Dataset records
--- start ---

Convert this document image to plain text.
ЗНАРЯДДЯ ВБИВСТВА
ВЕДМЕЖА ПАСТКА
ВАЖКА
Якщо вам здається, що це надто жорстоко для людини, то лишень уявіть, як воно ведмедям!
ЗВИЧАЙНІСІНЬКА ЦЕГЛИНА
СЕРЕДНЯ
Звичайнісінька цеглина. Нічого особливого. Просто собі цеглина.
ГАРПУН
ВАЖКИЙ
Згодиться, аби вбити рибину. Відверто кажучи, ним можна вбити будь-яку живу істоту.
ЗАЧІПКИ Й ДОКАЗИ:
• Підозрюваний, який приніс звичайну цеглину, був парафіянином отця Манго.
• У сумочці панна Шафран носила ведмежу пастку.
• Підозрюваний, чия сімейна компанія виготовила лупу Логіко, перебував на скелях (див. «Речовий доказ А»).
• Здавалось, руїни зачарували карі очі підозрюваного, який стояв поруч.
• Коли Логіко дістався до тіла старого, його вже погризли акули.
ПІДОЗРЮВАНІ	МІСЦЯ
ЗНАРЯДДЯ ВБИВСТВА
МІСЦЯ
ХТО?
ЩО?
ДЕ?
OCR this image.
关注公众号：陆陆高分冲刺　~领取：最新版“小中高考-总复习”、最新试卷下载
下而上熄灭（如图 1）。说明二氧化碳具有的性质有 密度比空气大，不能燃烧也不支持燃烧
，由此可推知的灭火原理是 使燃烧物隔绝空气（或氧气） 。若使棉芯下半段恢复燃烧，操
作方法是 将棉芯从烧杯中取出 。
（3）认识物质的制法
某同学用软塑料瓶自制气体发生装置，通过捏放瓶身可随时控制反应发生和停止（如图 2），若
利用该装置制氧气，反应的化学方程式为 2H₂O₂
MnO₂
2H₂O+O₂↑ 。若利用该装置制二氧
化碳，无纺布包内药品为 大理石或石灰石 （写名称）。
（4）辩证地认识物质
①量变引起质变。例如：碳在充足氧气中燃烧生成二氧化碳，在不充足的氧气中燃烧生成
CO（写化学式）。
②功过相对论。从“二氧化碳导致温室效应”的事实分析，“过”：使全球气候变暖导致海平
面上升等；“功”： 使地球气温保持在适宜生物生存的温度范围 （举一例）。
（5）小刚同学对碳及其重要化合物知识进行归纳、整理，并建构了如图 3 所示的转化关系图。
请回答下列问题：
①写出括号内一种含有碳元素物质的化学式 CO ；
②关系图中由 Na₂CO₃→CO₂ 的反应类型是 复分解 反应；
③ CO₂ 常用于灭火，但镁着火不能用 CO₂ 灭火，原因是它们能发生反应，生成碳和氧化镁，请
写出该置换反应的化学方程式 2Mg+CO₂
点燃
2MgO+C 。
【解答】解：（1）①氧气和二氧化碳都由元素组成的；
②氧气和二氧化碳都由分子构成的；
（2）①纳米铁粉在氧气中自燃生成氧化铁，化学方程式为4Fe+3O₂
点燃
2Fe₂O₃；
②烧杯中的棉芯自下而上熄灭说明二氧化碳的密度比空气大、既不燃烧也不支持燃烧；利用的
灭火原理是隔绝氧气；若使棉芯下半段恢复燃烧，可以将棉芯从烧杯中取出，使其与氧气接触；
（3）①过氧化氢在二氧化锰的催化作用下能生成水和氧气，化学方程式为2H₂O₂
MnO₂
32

--- end ---

Print the complete listing again, exactly as it stands.

Result of this task:
Convert this document image to plain text.
ЗНАРЯДДЯ ВБИВСТВА
ВЕДМЕЖА ПАСТКА
ВАЖКА
Якщо вам здається, що це надто жорстоко для людини, то лишень уявіть, як воно ведмедям!
ЗВИЧАЙНІСІНЬКА ЦЕГЛИНА
СЕРЕДНЯ
Звичайнісінька цеглина. Нічого особливого. Просто собі цеглина.
ГАРПУН
ВАЖКИЙ
Згодиться, аби вбити рибину. Відверто кажучи, ним можна вбити будь-яку живу істоту.
ЗАЧІПКИ Й ДОКАЗИ:
• Підозрюваний, який приніс звичайну цеглину, був парафіянином отця Манго.
• У сумочці панна Шафран носила ведмежу пастку.
• Підозрюваний, чия сімейна компанія виготовила лупу Логіко, перебував на скелях (див. «Речовий доказ А»).
• Здавалось, руїни зачарували карі очі підозрюваного, який стояв поруч.
• Коли Логіко дістався до тіла старого, його вже погризли акули.
ПІДОЗРЮВАНІ	МІСЦЯ
ЗНАРЯДДЯ ВБИВСТВА
МІСЦЯ
ХТО?
ЩО?
ДЕ?
OCR this image.
关注公众号：陆陆高分冲刺　~领取：最新版“小中高考-总复习”、最新试卷下载
下而上熄灭（如图 1）。说明二氧化碳具有的性质有 密度比空气大，不能燃烧也不支持燃烧
，由此可推知的灭火原理是 使燃烧物隔绝空气（或氧气） 。若使棉芯下半段恢复燃烧，操
作方法是 将棉芯从烧杯中取出 。
（3）认识物质的制法
某同学用软塑料瓶自制气体发生装置，通过捏放瓶身可随时控制反应发生和停止（如图 2），若
利用该装置制氧气，反应的化学方程式为 2H₂O₂
MnO₂
2H₂O+O₂↑ 。若利用该装置制二氧
化碳，无纺布包内药品为 大理石或石灰石 （写名称）。
（4）辩证地认识物质
①量变引起质变。例如：碳在充足氧气中燃烧生成二氧化碳，在不充足的氧气中燃烧生成
CO（写化学式）。
②功过相对论。从“二氧化碳导致温室效应”的事实分析，“过”：使全球气候变暖导致海平
面上升等；“功”： 使地球气温保持在适宜生物生存的温度范围 （举一例）。
（5）小刚同学对碳及其重要化合物知识进行归纳、整理，并建构了如图 3 所示的转化关系图。
请回答下列问题：
①写出括号内一种含有碳元素物质的化学式 CO ；
②关系图中由 Na₂CO₃→CO₂ 的反应类型是 复分解 反应；
③ CO₂ 常用于灭火，但镁着火不能用 CO₂ 灭火，原因是它们能发生反应，生成碳和氧化镁，请
写出该置换反应的化学方程式 2Mg+CO₂
点燃
2MgO+C 。
【解答】解：（1）①氧气和二氧化碳都由元素组成的；
②氧气和二氧化碳都由分子构成的；
（2）①纳米铁粉在氧气中自燃生成氧化铁，化学方程式为4Fe+3O₂
点燃
2Fe₂O₃；
②烧杯中的棉芯自下而上熄灭说明二氧化碳的密度比空气大、既不燃烧也不支持燃烧；利用的
灭火原理是隔绝氧气；若使棉芯下半段恢复燃烧，可以将棉芯从烧杯中取出，使其与氧气接触；
（3）①过氧化氢在二氧化锰的催化作用下能生成水和氧气，化学方程式为2H₂O₂
MnO₂
32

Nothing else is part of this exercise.